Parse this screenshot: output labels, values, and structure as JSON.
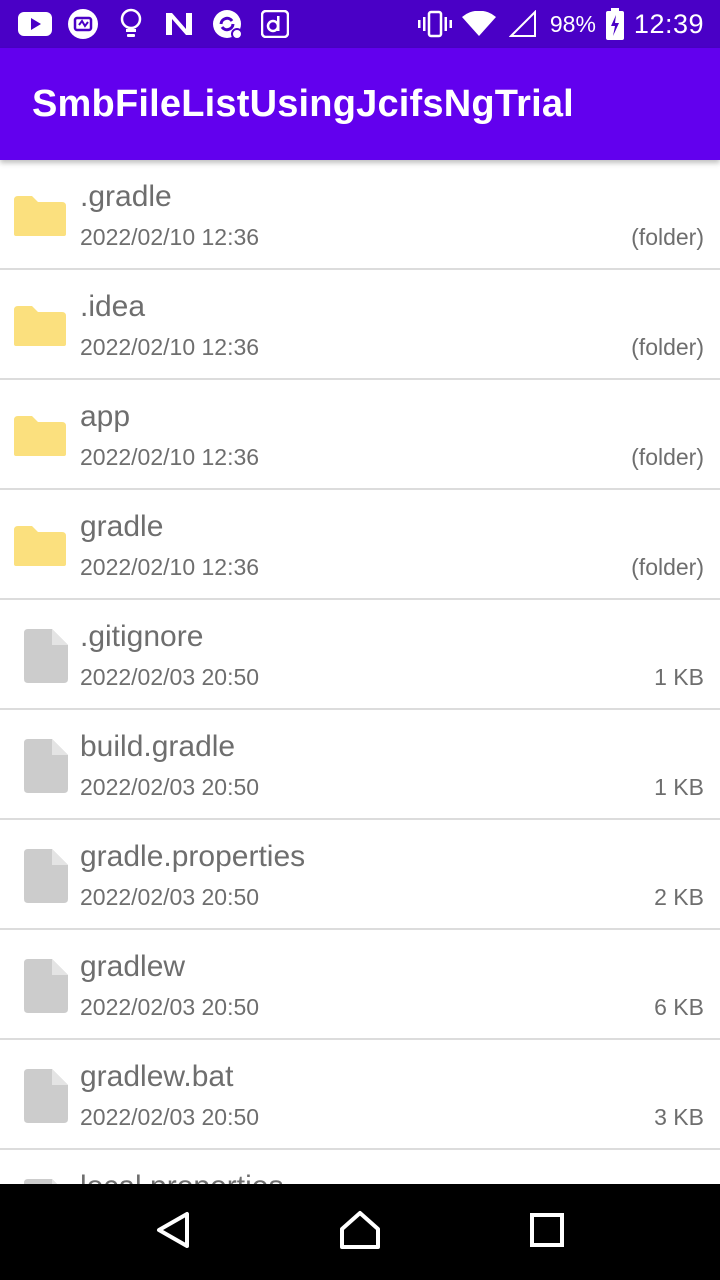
{
  "status_bar": {
    "battery_percent": "98%",
    "time": "12:39",
    "left_icons": [
      "youtube-icon",
      "tv-icon",
      "lightbulb-icon",
      "n-app-icon",
      "sync-icon",
      "d-app-icon"
    ],
    "right_icons": [
      "vibrate-icon",
      "wifi-icon",
      "signal-icon",
      "battery-charging-icon"
    ]
  },
  "app_bar": {
    "title": "SmbFileListUsingJcifsNgTrial"
  },
  "colors": {
    "status_bar": "#4a00c6",
    "app_bar": "#6200ee",
    "folder_icon": "#fbe07e",
    "file_icon": "#cccccc",
    "text": "#6e6e6e"
  },
  "files": [
    {
      "name": ".gradle",
      "date": "2022/02/10 12:36",
      "size": "(folder)",
      "icon": "folder-icon"
    },
    {
      "name": ".idea",
      "date": "2022/02/10 12:36",
      "size": "(folder)",
      "icon": "folder-icon"
    },
    {
      "name": "app",
      "date": "2022/02/10 12:36",
      "size": "(folder)",
      "icon": "folder-icon"
    },
    {
      "name": "gradle",
      "date": "2022/02/10 12:36",
      "size": "(folder)",
      "icon": "folder-icon"
    },
    {
      "name": ".gitignore",
      "date": "2022/02/03 20:50",
      "size": "1 KB",
      "icon": "file-icon"
    },
    {
      "name": "build.gradle",
      "date": "2022/02/03 20:50",
      "size": "1 KB",
      "icon": "file-icon"
    },
    {
      "name": "gradle.properties",
      "date": "2022/02/03 20:50",
      "size": "2 KB",
      "icon": "file-icon"
    },
    {
      "name": "gradlew",
      "date": "2022/02/03 20:50",
      "size": "6 KB",
      "icon": "file-icon"
    },
    {
      "name": "gradlew.bat",
      "date": "2022/02/03 20:50",
      "size": "3 KB",
      "icon": "file-icon"
    },
    {
      "name": "local.properties",
      "date": "",
      "size": "",
      "icon": "file-icon"
    }
  ],
  "nav_bar": {
    "buttons": [
      "back-icon",
      "home-icon",
      "recents-icon"
    ]
  }
}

● ● ● ● ● ● ●

EXERCISE REQUIREMENTS :: Keep every word of the data as it is when you write it out, but drop the pictures.

COMPLETE OUTPUT ::
Parse this screenshot: output labels, values, and structure as JSON.
{
  "status_bar": {
    "battery_percent": "98%",
    "time": "12:39",
    "left_icons": [
      "youtube-icon",
      "tv-icon",
      "lightbulb-icon",
      "n-app-icon",
      "sync-icon",
      "d-app-icon"
    ],
    "right_icons": [
      "vibrate-icon",
      "wifi-icon",
      "signal-icon",
      "battery-charging-icon"
    ]
  },
  "app_bar": {
    "title": "SmbFileListUsingJcifsNgTrial"
  },
  "colors": {
    "status_bar": "#4a00c6",
    "app_bar": "#6200ee",
    "folder_icon": "#fbe07e",
    "file_icon": "#cccccc",
    "text": "#6e6e6e"
  },
  "files": [
    {
      "name": ".gradle",
      "date": "2022/02/10 12:36",
      "size": "(folder)",
      "icon": "folder-icon"
    },
    {
      "name": ".idea",
      "date": "2022/02/10 12:36",
      "size": "(folder)",
      "icon": "folder-icon"
    },
    {
      "name": "app",
      "date": "2022/02/10 12:36",
      "size": "(folder)",
      "icon": "folder-icon"
    },
    {
      "name": "gradle",
      "date": "2022/02/10 12:36",
      "size": "(folder)",
      "icon": "folder-icon"
    },
    {
      "name": ".gitignore",
      "date": "2022/02/03 20:50",
      "size": "1 KB",
      "icon": "file-icon"
    },
    {
      "name": "build.gradle",
      "date": "2022/02/03 20:50",
      "size": "1 KB",
      "icon": "file-icon"
    },
    {
      "name": "gradle.properties",
      "date": "2022/02/03 20:50",
      "size": "2 KB",
      "icon": "file-icon"
    },
    {
      "name": "gradlew",
      "date": "2022/02/03 20:50",
      "size": "6 KB",
      "icon": "file-icon"
    },
    {
      "name": "gradlew.bat",
      "date": "2022/02/03 20:50",
      "size": "3 KB",
      "icon": "file-icon"
    },
    {
      "name": "local.properties",
      "date": "",
      "size": "",
      "icon": "file-icon"
    }
  ],
  "nav_bar": {
    "buttons": [
      "back-icon",
      "home-icon",
      "recents-icon"
    ]
  }
}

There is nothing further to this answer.